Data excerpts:
☆ ☆ ☆ ☆

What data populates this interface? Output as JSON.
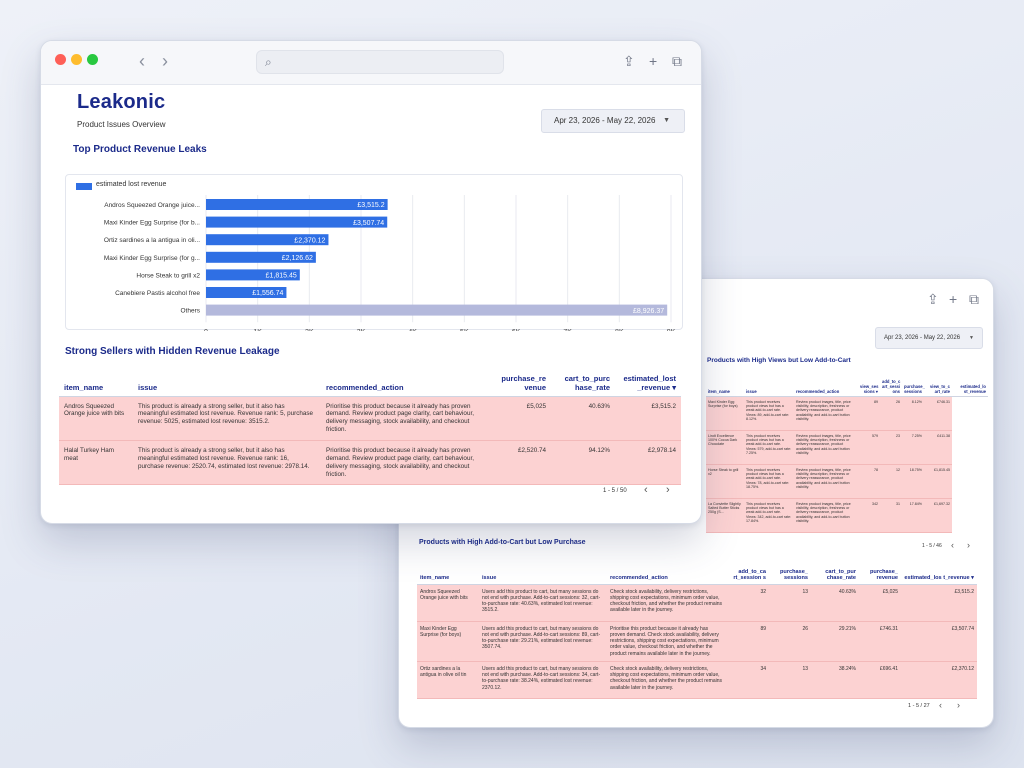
{
  "main": {
    "brand": "Leakonic",
    "subtitle": "Product Issues Overview",
    "date_range": "Apr 23, 2026 - May 22, 2026",
    "chart_title": "Top Product Revenue Leaks",
    "section2_title": "Strong Sellers with Hidden Revenue Leakage",
    "table": {
      "headers": [
        "item_name",
        "issue",
        "recommended_action",
        "purchase_re venue",
        "cart_to_purc hase_rate",
        "estimated_lost _revenue ▾"
      ],
      "rows": [
        [
          "Andros Squeezed Orange juice with bits",
          "This product is already a strong seller, but it also has meaningful estimated lost revenue. Revenue rank: 5, purchase revenue: 5025, estimated lost revenue: 3515.2.",
          "Prioritise this product because it already has proven demand. Review product page clarity, cart behaviour, delivery messaging, stock availability, and checkout friction.",
          "£5,025",
          "40.63%",
          "£3,515.2"
        ],
        [
          "Halal Turkey Ham meat",
          "This product is already a strong seller, but it also has meaningful estimated lost revenue. Revenue rank: 16, purchase revenue: 2520.74, estimated lost revenue: 2978.14.",
          "Prioritise this product because it already has proven demand. Review product page clarity, cart behaviour, delivery messaging, stock availability, and checkout friction.",
          "£2,520.74",
          "94.12%",
          "£2,978.14"
        ]
      ],
      "pager": "1 - 5 / 50"
    }
  },
  "chart_data": {
    "type": "bar",
    "orientation": "horizontal",
    "legend": "estimated lost revenue",
    "categories": [
      "Andros Squeezed Orange juice...",
      "Maxi Kinder Egg Surprise (for b...",
      "Ortiz sardines a la antigua in oli...",
      "Maxi Kinder Egg Surprise (for g...",
      "Horse Steak to grill x2",
      "Canebiere Pastis alcohol free",
      "Others"
    ],
    "values": [
      3515.2,
      3507.74,
      2370.12,
      2126.62,
      1815.45,
      1556.74,
      8926.37
    ],
    "value_labels": [
      "£3,515.2",
      "£3,507.74",
      "£2,370.12",
      "£2,126.62",
      "£1,815.45",
      "£1,556.74",
      "£8,926.37"
    ],
    "xlim": [
      0,
      9000
    ],
    "x_ticks": [
      "0",
      "1K",
      "2K",
      "3K",
      "4K",
      "5K",
      "6K",
      "7K",
      "8K",
      "9K"
    ],
    "grid": true,
    "colors": {
      "bar": "#2f6fe4",
      "others": "#b4b9dc"
    }
  },
  "second": {
    "date_range": "Apr 23, 2026 - May 22, 2026",
    "section1_title": "Products with High Views but Low Add-to-Cart",
    "table1": {
      "headers": [
        "item_name",
        "issue",
        "recommended_action",
        "view_ses sions ▾",
        "add_to_c art_sessi ons",
        "purchase_ sessions",
        "view_to_c art_rate",
        "estimated_lo st_revenue"
      ],
      "rows": [
        [
          "Maxi Kinder Egg Surprise (for boys)",
          "This product receives product views but has a weak add-to-cart rate. Views: 89, add-to-cart rate: 8.12%.",
          "Review product images, title, price visibility, description, freshness or delivery reassurance, product availability, and add-to-cart button visibility.",
          "89",
          "26",
          "8.12%",
          "£746.31"
        ],
        [
          "Lindt Excellence 100% Cocoa Dark Chocolate",
          "This product receives product views but has a weak add-to-cart rate. Views: 579, add-to-cart rate: 7.25%.",
          "Review product images, title, price visibility, description, freshness or delivery reassurance, product availability, and add-to-cart button visibility.",
          "579",
          "23",
          "7.25%",
          "£411.38"
        ],
        [
          "Horse Steak to grill x2",
          "This product receives product views but has a weak add-to-cart rate. Views: 78, add-to-cart rate: 18.75%.",
          "Review product images, title, price visibility, description, freshness or delivery reassurance, product availability, and add-to-cart button visibility.",
          "78",
          "12",
          "18.75%",
          "£1,815.45"
        ],
        [
          "La Conviette Slightly Salted Butter Sticks 250g (S...",
          "This product receives product views but has a weak add-to-cart rate. Views: 342, add-to-cart rate: 17.84%.",
          "Review product images, title, price visibility, description, freshness or delivery reassurance, product availability, and add-to-cart button visibility.",
          "342",
          "31",
          "17.84%",
          "£1,697.32"
        ]
      ],
      "pager": "1 - 5 / 46"
    },
    "section2_title": "Products with High Add-to-Cart but Low Purchase",
    "table2": {
      "headers": [
        "item_name",
        "issue",
        "recommended_action",
        "add_to_ca rt_session s",
        "purchase_ sessions",
        "cart_to_pur chase_rate",
        "purchase_ revenue",
        "estimated_los t_revenue ▾"
      ],
      "rows": [
        [
          "Andros Squeezed Orange juice with bits",
          "Users add this product to cart, but many sessions do not end with purchase. Add-to-cart sessions: 32, cart-to-purchase rate: 40.63%, estimated lost revenue: 3515.2.",
          "Check stock availability, delivery restrictions, shipping cost expectations, minimum order value, checkout friction, and whether the product remains available later in the journey.",
          "32",
          "13",
          "40.63%",
          "£5,025",
          "£3,515.2"
        ],
        [
          "Maxi Kinder Egg Surprise (for boys)",
          "Users add this product to cart, but many sessions do not end with purchase. Add-to-cart sessions: 89, cart-to-purchase rate: 29.21%, estimated lost revenue: 3507.74.",
          "Prioritise this product because it already has proven demand. Check stock availability, delivery restrictions, shipping cost expectations, minimum order value, checkout friction, and whether the product remains available later in the journey.",
          "89",
          "26",
          "29.21%",
          "£746.31",
          "£3,507.74"
        ],
        [
          "Ortiz sardines a la antigua in olive oil tin",
          "Users add this product to cart, but many sessions do not end with purchase. Add-to-cart sessions: 34, cart-to-purchase rate: 38.24%, estimated lost revenue: 2370.12.",
          "Check stock availability, delivery restrictions, shipping cost expectations, minimum order value, checkout friction, and whether the product remains available later in the journey.",
          "34",
          "13",
          "38.24%",
          "£696.41",
          "£2,370.12"
        ]
      ],
      "pager": "1 - 5 / 27"
    }
  }
}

☆ ☆ ☆ ☆

Copy the material above exactly and drop the pictures.

What data populates this interface? Output as JSON.
{
  "main": {
    "brand": "Leakonic",
    "subtitle": "Product Issues Overview",
    "date_range": "Apr 23, 2026 - May 22, 2026",
    "chart_title": "Top Product Revenue Leaks",
    "section2_title": "Strong Sellers with Hidden Revenue Leakage",
    "table": {
      "headers": [
        "item_name",
        "issue",
        "recommended_action",
        "purchase_re venue",
        "cart_to_purc hase_rate",
        "estimated_lost _revenue ▾"
      ],
      "rows": [
        [
          "Andros Squeezed Orange juice with bits",
          "This product is already a strong seller, but it also has meaningful estimated lost revenue. Revenue rank: 5, purchase revenue: 5025, estimated lost revenue: 3515.2.",
          "Prioritise this product because it already has proven demand. Review product page clarity, cart behaviour, delivery messaging, stock availability, and checkout friction.",
          "£5,025",
          "40.63%",
          "£3,515.2"
        ],
        [
          "Halal Turkey Ham meat",
          "This product is already a strong seller, but it also has meaningful estimated lost revenue. Revenue rank: 16, purchase revenue: 2520.74, estimated lost revenue: 2978.14.",
          "Prioritise this product because it already has proven demand. Review product page clarity, cart behaviour, delivery messaging, stock availability, and checkout friction.",
          "£2,520.74",
          "94.12%",
          "£2,978.14"
        ]
      ],
      "pager": "1 - 5 / 50"
    }
  },
  "chart_data": {
    "type": "bar",
    "orientation": "horizontal",
    "legend": "estimated lost revenue",
    "categories": [
      "Andros Squeezed Orange juice...",
      "Maxi Kinder Egg Surprise (for b...",
      "Ortiz sardines a la antigua in oli...",
      "Maxi Kinder Egg Surprise (for g...",
      "Horse Steak to grill x2",
      "Canebiere Pastis alcohol free",
      "Others"
    ],
    "values": [
      3515.2,
      3507.74,
      2370.12,
      2126.62,
      1815.45,
      1556.74,
      8926.37
    ],
    "value_labels": [
      "£3,515.2",
      "£3,507.74",
      "£2,370.12",
      "£2,126.62",
      "£1,815.45",
      "£1,556.74",
      "£8,926.37"
    ],
    "xlim": [
      0,
      9000
    ],
    "x_ticks": [
      "0",
      "1K",
      "2K",
      "3K",
      "4K",
      "5K",
      "6K",
      "7K",
      "8K",
      "9K"
    ],
    "grid": true,
    "colors": {
      "bar": "#2f6fe4",
      "others": "#b4b9dc"
    }
  },
  "second": {
    "date_range": "Apr 23, 2026 - May 22, 2026",
    "section1_title": "Products with High Views but Low Add-to-Cart",
    "table1": {
      "headers": [
        "item_name",
        "issue",
        "recommended_action",
        "view_ses sions ▾",
        "add_to_c art_sessi ons",
        "purchase_ sessions",
        "view_to_c art_rate",
        "estimated_lo st_revenue"
      ],
      "rows": [
        [
          "Maxi Kinder Egg Surprise (for boys)",
          "This product receives product views but has a weak add-to-cart rate. Views: 89, add-to-cart rate: 8.12%.",
          "Review product images, title, price visibility, description, freshness or delivery reassurance, product availability, and add-to-cart button visibility.",
          "89",
          "26",
          "8.12%",
          "£746.31"
        ],
        [
          "Lindt Excellence 100% Cocoa Dark Chocolate",
          "This product receives product views but has a weak add-to-cart rate. Views: 579, add-to-cart rate: 7.25%.",
          "Review product images, title, price visibility, description, freshness or delivery reassurance, product availability, and add-to-cart button visibility.",
          "579",
          "23",
          "7.25%",
          "£411.38"
        ],
        [
          "Horse Steak to grill x2",
          "This product receives product views but has a weak add-to-cart rate. Views: 78, add-to-cart rate: 18.75%.",
          "Review product images, title, price visibility, description, freshness or delivery reassurance, product availability, and add-to-cart button visibility.",
          "78",
          "12",
          "18.75%",
          "£1,815.45"
        ],
        [
          "La Conviette Slightly Salted Butter Sticks 250g (S...",
          "This product receives product views but has a weak add-to-cart rate. Views: 342, add-to-cart rate: 17.84%.",
          "Review product images, title, price visibility, description, freshness or delivery reassurance, product availability, and add-to-cart button visibility.",
          "342",
          "31",
          "17.84%",
          "£1,697.32"
        ]
      ],
      "pager": "1 - 5 / 46"
    },
    "section2_title": "Products with High Add-to-Cart but Low Purchase",
    "table2": {
      "headers": [
        "item_name",
        "issue",
        "recommended_action",
        "add_to_ca rt_session s",
        "purchase_ sessions",
        "cart_to_pur chase_rate",
        "purchase_ revenue",
        "estimated_los t_revenue ▾"
      ],
      "rows": [
        [
          "Andros Squeezed Orange juice with bits",
          "Users add this product to cart, but many sessions do not end with purchase. Add-to-cart sessions: 32, cart-to-purchase rate: 40.63%, estimated lost revenue: 3515.2.",
          "Check stock availability, delivery restrictions, shipping cost expectations, minimum order value, checkout friction, and whether the product remains available later in the journey.",
          "32",
          "13",
          "40.63%",
          "£5,025",
          "£3,515.2"
        ],
        [
          "Maxi Kinder Egg Surprise (for boys)",
          "Users add this product to cart, but many sessions do not end with purchase. Add-to-cart sessions: 89, cart-to-purchase rate: 29.21%, estimated lost revenue: 3507.74.",
          "Prioritise this product because it already has proven demand. Check stock availability, delivery restrictions, shipping cost expectations, minimum order value, checkout friction, and whether the product remains available later in the journey.",
          "89",
          "26",
          "29.21%",
          "£746.31",
          "£3,507.74"
        ],
        [
          "Ortiz sardines a la antigua in olive oil tin",
          "Users add this product to cart, but many sessions do not end with purchase. Add-to-cart sessions: 34, cart-to-purchase rate: 38.24%, estimated lost revenue: 2370.12.",
          "Check stock availability, delivery restrictions, shipping cost expectations, minimum order value, checkout friction, and whether the product remains available later in the journey.",
          "34",
          "13",
          "38.24%",
          "£696.41",
          "£2,370.12"
        ]
      ],
      "pager": "1 - 5 / 27"
    }
  }
}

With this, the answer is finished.